# STATED GOAL
Take the entries below and print all of them exactly, please.

# RECORD SET
---------------
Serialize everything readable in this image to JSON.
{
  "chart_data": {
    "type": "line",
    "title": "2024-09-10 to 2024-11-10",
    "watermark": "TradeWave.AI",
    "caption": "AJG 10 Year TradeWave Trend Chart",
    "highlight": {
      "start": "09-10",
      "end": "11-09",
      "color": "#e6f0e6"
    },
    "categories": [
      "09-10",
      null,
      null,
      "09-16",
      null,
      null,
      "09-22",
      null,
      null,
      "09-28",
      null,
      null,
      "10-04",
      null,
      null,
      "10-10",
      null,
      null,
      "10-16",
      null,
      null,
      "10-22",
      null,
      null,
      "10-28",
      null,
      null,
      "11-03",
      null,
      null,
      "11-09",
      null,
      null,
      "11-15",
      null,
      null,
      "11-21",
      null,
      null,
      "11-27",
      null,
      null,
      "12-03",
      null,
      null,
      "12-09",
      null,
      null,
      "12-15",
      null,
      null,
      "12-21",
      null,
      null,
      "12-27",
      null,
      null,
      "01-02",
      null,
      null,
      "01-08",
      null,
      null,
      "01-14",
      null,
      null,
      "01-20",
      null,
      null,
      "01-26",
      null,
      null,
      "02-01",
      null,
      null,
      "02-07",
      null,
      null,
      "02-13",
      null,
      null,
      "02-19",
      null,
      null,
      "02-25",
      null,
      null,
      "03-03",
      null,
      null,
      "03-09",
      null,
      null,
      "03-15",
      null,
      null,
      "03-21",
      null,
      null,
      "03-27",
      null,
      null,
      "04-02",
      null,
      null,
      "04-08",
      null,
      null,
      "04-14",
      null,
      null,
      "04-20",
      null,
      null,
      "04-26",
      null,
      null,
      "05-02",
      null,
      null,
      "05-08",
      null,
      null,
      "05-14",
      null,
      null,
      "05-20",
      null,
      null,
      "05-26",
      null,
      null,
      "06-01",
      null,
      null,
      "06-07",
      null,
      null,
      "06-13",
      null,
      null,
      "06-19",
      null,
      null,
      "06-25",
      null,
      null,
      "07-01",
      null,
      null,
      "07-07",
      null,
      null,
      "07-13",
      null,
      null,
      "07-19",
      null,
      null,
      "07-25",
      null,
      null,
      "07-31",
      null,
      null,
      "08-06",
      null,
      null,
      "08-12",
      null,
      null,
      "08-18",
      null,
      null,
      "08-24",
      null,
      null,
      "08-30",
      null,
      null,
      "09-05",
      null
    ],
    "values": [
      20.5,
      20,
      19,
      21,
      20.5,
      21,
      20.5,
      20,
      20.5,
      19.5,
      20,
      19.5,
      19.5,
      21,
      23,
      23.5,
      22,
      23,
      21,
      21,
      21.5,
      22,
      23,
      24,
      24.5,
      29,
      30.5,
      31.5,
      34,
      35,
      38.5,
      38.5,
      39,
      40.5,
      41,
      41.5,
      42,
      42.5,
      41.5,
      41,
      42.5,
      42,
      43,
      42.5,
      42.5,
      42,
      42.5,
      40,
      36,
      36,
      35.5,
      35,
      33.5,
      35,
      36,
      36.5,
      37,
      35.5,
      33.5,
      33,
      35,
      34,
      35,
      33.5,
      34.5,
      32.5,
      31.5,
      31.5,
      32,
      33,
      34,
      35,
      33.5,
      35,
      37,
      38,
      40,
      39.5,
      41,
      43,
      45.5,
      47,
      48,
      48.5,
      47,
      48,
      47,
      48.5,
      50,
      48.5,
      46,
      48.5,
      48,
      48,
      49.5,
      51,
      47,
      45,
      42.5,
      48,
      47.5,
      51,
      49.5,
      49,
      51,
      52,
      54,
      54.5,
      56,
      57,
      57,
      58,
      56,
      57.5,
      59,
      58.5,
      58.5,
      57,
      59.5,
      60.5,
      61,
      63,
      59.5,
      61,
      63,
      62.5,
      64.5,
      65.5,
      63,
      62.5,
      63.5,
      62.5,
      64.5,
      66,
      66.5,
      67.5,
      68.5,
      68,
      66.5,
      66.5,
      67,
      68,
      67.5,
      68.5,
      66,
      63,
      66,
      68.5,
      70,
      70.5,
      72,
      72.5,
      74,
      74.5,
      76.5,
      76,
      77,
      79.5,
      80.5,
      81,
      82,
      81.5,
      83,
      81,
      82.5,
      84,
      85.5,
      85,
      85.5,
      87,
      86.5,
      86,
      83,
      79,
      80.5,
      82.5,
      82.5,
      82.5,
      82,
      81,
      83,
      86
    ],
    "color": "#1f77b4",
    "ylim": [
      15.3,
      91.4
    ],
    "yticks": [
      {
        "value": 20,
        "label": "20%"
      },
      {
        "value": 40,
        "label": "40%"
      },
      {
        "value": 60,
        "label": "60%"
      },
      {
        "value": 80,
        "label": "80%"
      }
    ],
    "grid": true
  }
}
---------------
# ANSWER IN FULL
Serialize everything readable in this image to JSON.
{
  "chart_data": {
    "type": "line",
    "title": "2024-09-10 to 2024-11-10",
    "watermark": "TradeWave.AI",
    "caption": "AJG 10 Year TradeWave Trend Chart",
    "highlight": {
      "start": "09-10",
      "end": "11-09",
      "color": "#e6f0e6"
    },
    "categories": [
      "09-10",
      null,
      null,
      "09-16",
      null,
      null,
      "09-22",
      null,
      null,
      "09-28",
      null,
      null,
      "10-04",
      null,
      null,
      "10-10",
      null,
      null,
      "10-16",
      null,
      null,
      "10-22",
      null,
      null,
      "10-28",
      null,
      null,
      "11-03",
      null,
      null,
      "11-09",
      null,
      null,
      "11-15",
      null,
      null,
      "11-21",
      null,
      null,
      "11-27",
      null,
      null,
      "12-03",
      null,
      null,
      "12-09",
      null,
      null,
      "12-15",
      null,
      null,
      "12-21",
      null,
      null,
      "12-27",
      null,
      null,
      "01-02",
      null,
      null,
      "01-08",
      null,
      null,
      "01-14",
      null,
      null,
      "01-20",
      null,
      null,
      "01-26",
      null,
      null,
      "02-01",
      null,
      null,
      "02-07",
      null,
      null,
      "02-13",
      null,
      null,
      "02-19",
      null,
      null,
      "02-25",
      null,
      null,
      "03-03",
      null,
      null,
      "03-09",
      null,
      null,
      "03-15",
      null,
      null,
      "03-21",
      null,
      null,
      "03-27",
      null,
      null,
      "04-02",
      null,
      null,
      "04-08",
      null,
      null,
      "04-14",
      null,
      null,
      "04-20",
      null,
      null,
      "04-26",
      null,
      null,
      "05-02",
      null,
      null,
      "05-08",
      null,
      null,
      "05-14",
      null,
      null,
      "05-20",
      null,
      null,
      "05-26",
      null,
      null,
      "06-01",
      null,
      null,
      "06-07",
      null,
      null,
      "06-13",
      null,
      null,
      "06-19",
      null,
      null,
      "06-25",
      null,
      null,
      "07-01",
      null,
      null,
      "07-07",
      null,
      null,
      "07-13",
      null,
      null,
      "07-19",
      null,
      null,
      "07-25",
      null,
      null,
      "07-31",
      null,
      null,
      "08-06",
      null,
      null,
      "08-12",
      null,
      null,
      "08-18",
      null,
      null,
      "08-24",
      null,
      null,
      "08-30",
      null,
      null,
      "09-05",
      null
    ],
    "values": [
      20.5,
      20,
      19,
      21,
      20.5,
      21,
      20.5,
      20,
      20.5,
      19.5,
      20,
      19.5,
      19.5,
      21,
      23,
      23.5,
      22,
      23,
      21,
      21,
      21.5,
      22,
      23,
      24,
      24.5,
      29,
      30.5,
      31.5,
      34,
      35,
      38.5,
      38.5,
      39,
      40.5,
      41,
      41.5,
      42,
      42.5,
      41.5,
      41,
      42.5,
      42,
      43,
      42.5,
      42.5,
      42,
      42.5,
      40,
      36,
      36,
      35.5,
      35,
      33.5,
      35,
      36,
      36.5,
      37,
      35.5,
      33.5,
      33,
      35,
      34,
      35,
      33.5,
      34.5,
      32.5,
      31.5,
      31.5,
      32,
      33,
      34,
      35,
      33.5,
      35,
      37,
      38,
      40,
      39.5,
      41,
      43,
      45.5,
      47,
      48,
      48.5,
      47,
      48,
      47,
      48.5,
      50,
      48.5,
      46,
      48.5,
      48,
      48,
      49.5,
      51,
      47,
      45,
      42.5,
      48,
      47.5,
      51,
      49.5,
      49,
      51,
      52,
      54,
      54.5,
      56,
      57,
      57,
      58,
      56,
      57.5,
      59,
      58.5,
      58.5,
      57,
      59.5,
      60.5,
      61,
      63,
      59.5,
      61,
      63,
      62.5,
      64.5,
      65.5,
      63,
      62.5,
      63.5,
      62.5,
      64.5,
      66,
      66.5,
      67.5,
      68.5,
      68,
      66.5,
      66.5,
      67,
      68,
      67.5,
      68.5,
      66,
      63,
      66,
      68.5,
      70,
      70.5,
      72,
      72.5,
      74,
      74.5,
      76.5,
      76,
      77,
      79.5,
      80.5,
      81,
      82,
      81.5,
      83,
      81,
      82.5,
      84,
      85.5,
      85,
      85.5,
      87,
      86.5,
      86,
      83,
      79,
      80.5,
      82.5,
      82.5,
      82.5,
      82,
      81,
      83,
      86
    ],
    "color": "#1f77b4",
    "ylim": [
      15.3,
      91.4
    ],
    "yticks": [
      {
        "value": 20,
        "label": "20%"
      },
      {
        "value": 40,
        "label": "40%"
      },
      {
        "value": 60,
        "label": "60%"
      },
      {
        "value": 80,
        "label": "80%"
      }
    ],
    "grid": true
  }
}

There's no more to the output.